-------- Provided information

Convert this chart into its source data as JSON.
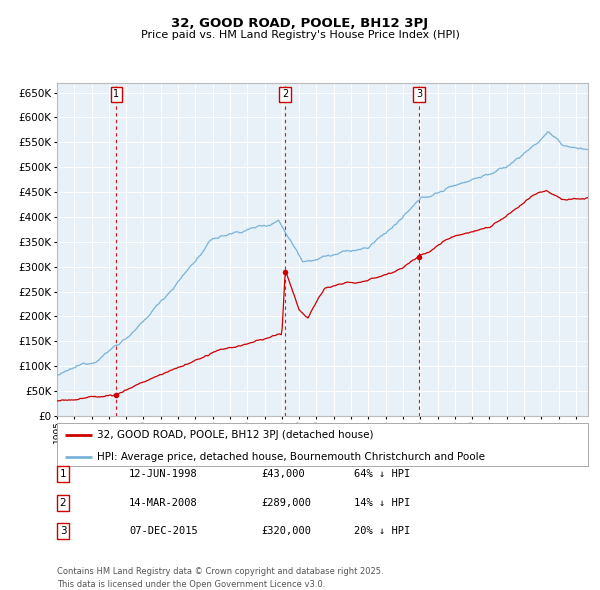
{
  "title": "32, GOOD ROAD, POOLE, BH12 3PJ",
  "subtitle": "Price paid vs. HM Land Registry's House Price Index (HPI)",
  "legend_line1": "32, GOOD ROAD, POOLE, BH12 3PJ (detached house)",
  "legend_line2": "HPI: Average price, detached house, Bournemouth Christchurch and Poole",
  "footer": "Contains HM Land Registry data © Crown copyright and database right 2025.\nThis data is licensed under the Open Government Licence v3.0.",
  "hpi_color": "#7ab3d8",
  "price_color": "#cc0000",
  "background_color": "#e8f0f8",
  "vline_color": "#cc0000",
  "purchases": [
    {
      "date_num": 1998.44,
      "price": 43000,
      "label": "1",
      "date_str": "12-JUN-1998",
      "price_str": "£43,000",
      "pct": "64% ↓ HPI"
    },
    {
      "date_num": 2008.2,
      "price": 289000,
      "label": "2",
      "date_str": "14-MAR-2008",
      "price_str": "£289,000",
      "pct": "14% ↓ HPI"
    },
    {
      "date_num": 2015.93,
      "price": 320000,
      "label": "3",
      "date_str": "07-DEC-2015",
      "price_str": "£320,000",
      "pct": "20% ↓ HPI"
    }
  ],
  "ylim": [
    0,
    670000
  ],
  "xlim_start": 1995.0,
  "xlim_end": 2025.7,
  "yticks": [
    0,
    50000,
    100000,
    150000,
    200000,
    250000,
    300000,
    350000,
    400000,
    450000,
    500000,
    550000,
    600000,
    650000
  ]
}
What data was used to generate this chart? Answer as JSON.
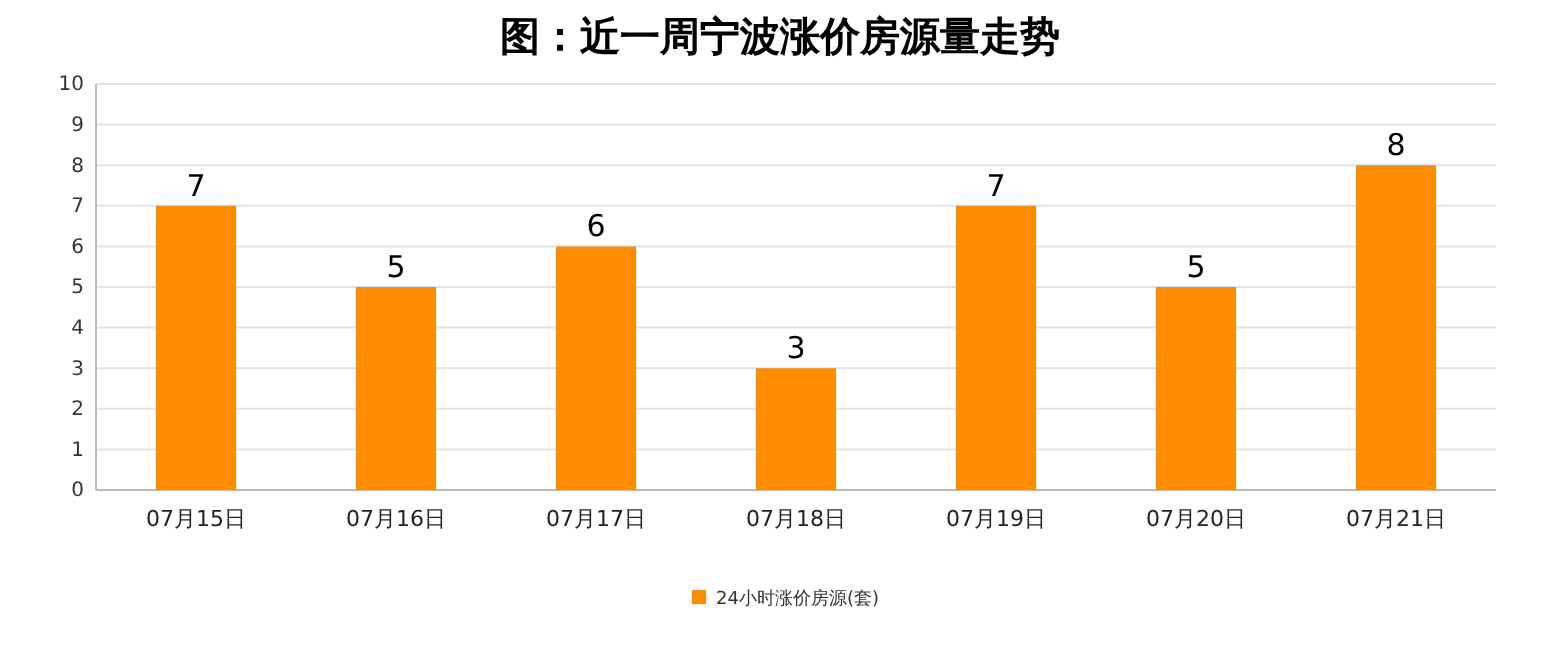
{
  "chart_data": {
    "type": "bar",
    "title": "图：近一周宁波涨价房源量走势",
    "categories": [
      "07月15日",
      "07月16日",
      "07月17日",
      "07月18日",
      "07月19日",
      "07月20日",
      "07月21日"
    ],
    "series": [
      {
        "name": "24小时涨价房源(套)",
        "color": "#ff8c00",
        "values": [
          7,
          5,
          6,
          3,
          7,
          5,
          8
        ]
      }
    ],
    "ylim": [
      0,
      10
    ],
    "yticks": [
      0,
      1,
      2,
      3,
      4,
      5,
      6,
      7,
      8,
      9,
      10
    ],
    "grid": "y",
    "legend": "bottom",
    "data_labels": true
  }
}
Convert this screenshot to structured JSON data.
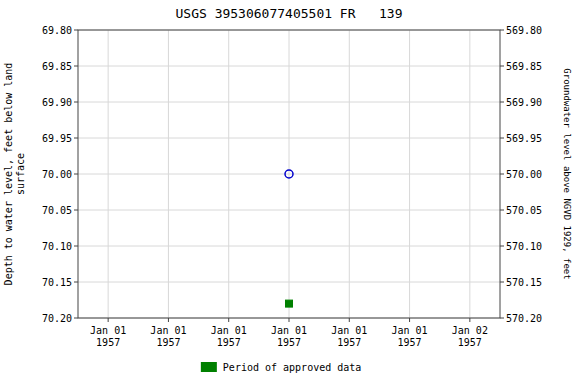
{
  "chart_data": {
    "type": "scatter",
    "title": "USGS 395306077405501 FR   139",
    "y_label": "Depth to water level, feet below land\nsurface",
    "y2_label": "Groundwater level above NGVD 1929, feet",
    "categories": [
      "Jan 01\n1957",
      "Jan 01\n1957",
      "Jan 01\n1957",
      "Jan 01\n1957",
      "Jan 01\n1957",
      "Jan 01\n1957",
      "Jan 02\n1957"
    ],
    "series": [
      {
        "color": "#0000cc",
        "marker": "circle-open",
        "line_style": "none",
        "values": [
          null,
          null,
          null,
          70.0,
          null,
          null,
          null
        ]
      },
      {
        "name": "Period of approved data",
        "color": "#008000",
        "marker": "square",
        "line_style": "none",
        "values": [
          null,
          null,
          null,
          70.18,
          null,
          null,
          null
        ]
      }
    ],
    "ylim": [
      70.2,
      69.8
    ],
    "yticks": [
      {
        "value": 69.8,
        "label": "69.80"
      },
      {
        "value": 69.85,
        "label": "69.85"
      },
      {
        "value": 69.9,
        "label": "69.90"
      },
      {
        "value": 69.95,
        "label": "69.95"
      },
      {
        "value": 70.0,
        "label": "70.00"
      },
      {
        "value": 70.05,
        "label": "70.05"
      },
      {
        "value": 70.1,
        "label": "70.10"
      },
      {
        "value": 70.15,
        "label": "70.15"
      },
      {
        "value": 70.2,
        "label": "70.20"
      }
    ],
    "y2lim": [
      570.2,
      569.8
    ],
    "y2ticks": [
      {
        "value": 570.2,
        "label": "570.20"
      },
      {
        "value": 570.15,
        "label": "570.15"
      },
      {
        "value": 570.1,
        "label": "570.10"
      },
      {
        "value": 570.05,
        "label": "570.05"
      },
      {
        "value": 570.0,
        "label": "570.00"
      },
      {
        "value": 569.95,
        "label": "569.95"
      },
      {
        "value": 569.9,
        "label": "569.90"
      },
      {
        "value": 569.85,
        "label": "569.85"
      },
      {
        "value": 569.8,
        "label": "569.80"
      }
    ],
    "grid": true,
    "legend": "bottom"
  }
}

----------------

# What to do
Repeat everything in the records precisely. Images are excluded from the copy.

# Complete answer
Convert this chart into its source data as JSON.
{
  "title": "32, GOOD ROAD, POOLE, BH12 3PJ",
  "subtitle": "Price paid vs. HM Land Registry's House Price Index (HPI)",
  "legend_line1": "32, GOOD ROAD, POOLE, BH12 3PJ (detached house)",
  "legend_line2": "HPI: Average price, detached house, Bournemouth Christchurch and Poole",
  "footer": "Contains HM Land Registry data © Crown copyright and database right 2025.\nThis data is licensed under the Open Government Licence v3.0.",
  "hpi_color": "#7ab3d8",
  "price_color": "#cc0000",
  "background_color": "#e8f0f8",
  "vline_color": "#cc0000",
  "purchases": [
    {
      "date_num": 1998.44,
      "price": 43000,
      "label": "1",
      "date_str": "12-JUN-1998",
      "price_str": "£43,000",
      "pct": "64% ↓ HPI"
    },
    {
      "date_num": 2008.2,
      "price": 289000,
      "label": "2",
      "date_str": "14-MAR-2008",
      "price_str": "£289,000",
      "pct": "14% ↓ HPI"
    },
    {
      "date_num": 2015.93,
      "price": 320000,
      "label": "3",
      "date_str": "07-DEC-2015",
      "price_str": "£320,000",
      "pct": "20% ↓ HPI"
    }
  ],
  "ylim": [
    0,
    670000
  ],
  "xlim_start": 1995.0,
  "xlim_end": 2025.7,
  "yticks": [
    0,
    50000,
    100000,
    150000,
    200000,
    250000,
    300000,
    350000,
    400000,
    450000,
    500000,
    550000,
    600000,
    650000
  ]
}
What data was used to generate this chart? Answer as JSON.
{
  "chart_data": {
    "type": "bar",
    "title": "图：近一周宁波涨价房源量走势",
    "categories": [
      "07月15日",
      "07月16日",
      "07月17日",
      "07月18日",
      "07月19日",
      "07月20日",
      "07月21日"
    ],
    "series": [
      {
        "name": "24小时涨价房源(套)",
        "color": "#ff8c00",
        "values": [
          7,
          5,
          6,
          3,
          7,
          5,
          8
        ]
      }
    ],
    "ylim": [
      0,
      10
    ],
    "yticks": [
      0,
      1,
      2,
      3,
      4,
      5,
      6,
      7,
      8,
      9,
      10
    ],
    "grid": "y",
    "legend": "bottom",
    "data_labels": true
  }
}
Convert this screenshot to structured JSON data.
{
  "chart_data": {
    "type": "scatter",
    "title": "USGS 395306077405501 FR   139",
    "y_label": "Depth to water level, feet below land\nsurface",
    "y2_label": "Groundwater level above NGVD 1929, feet",
    "categories": [
      "Jan 01\n1957",
      "Jan 01\n1957",
      "Jan 01\n1957",
      "Jan 01\n1957",
      "Jan 01\n1957",
      "Jan 01\n1957",
      "Jan 02\n1957"
    ],
    "series": [
      {
        "color": "#0000cc",
        "marker": "circle-open",
        "line_style": "none",
        "values": [
          null,
          null,
          null,
          70.0,
          null,
          null,
          null
        ]
      },
      {
        "name": "Period of approved data",
        "color": "#008000",
        "marker": "square",
        "line_style": "none",
        "values": [
          null,
          null,
          null,
          70.18,
          null,
          null,
          null
        ]
      }
    ],
    "ylim": [
      70.2,
      69.8
    ],
    "yticks": [
      {
        "value": 69.8,
        "label": "69.80"
      },
      {
        "value": 69.85,
        "label": "69.85"
      },
      {
        "value": 69.9,
        "label": "69.90"
      },
      {
        "value": 69.95,
        "label": "69.95"
      },
      {
        "value": 70.0,
        "label": "70.00"
      },
      {
        "value": 70.05,
        "label": "70.05"
      },
      {
        "value": 70.1,
        "label": "70.10"
      },
      {
        "value": 70.15,
        "label": "70.15"
      },
      {
        "value": 70.2,
        "label": "70.20"
      }
    ],
    "y2lim": [
      570.2,
      569.8
    ],
    "y2ticks": [
      {
        "value": 570.2,
        "label": "570.20"
      },
      {
        "value": 570.15,
        "label": "570.15"
      },
      {
        "value": 570.1,
        "label": "570.10"
      },
      {
        "value": 570.05,
        "label": "570.05"
      },
      {
        "value": 570.0,
        "label": "570.00"
      },
      {
        "value": 569.95,
        "label": "569.95"
      },
      {
        "value": 569.9,
        "label": "569.90"
      },
      {
        "value": 569.85,
        "label": "569.85"
      },
      {
        "value": 569.8,
        "label": "569.80"
      }
    ],
    "grid": true,
    "legend": "bottom"
  }
}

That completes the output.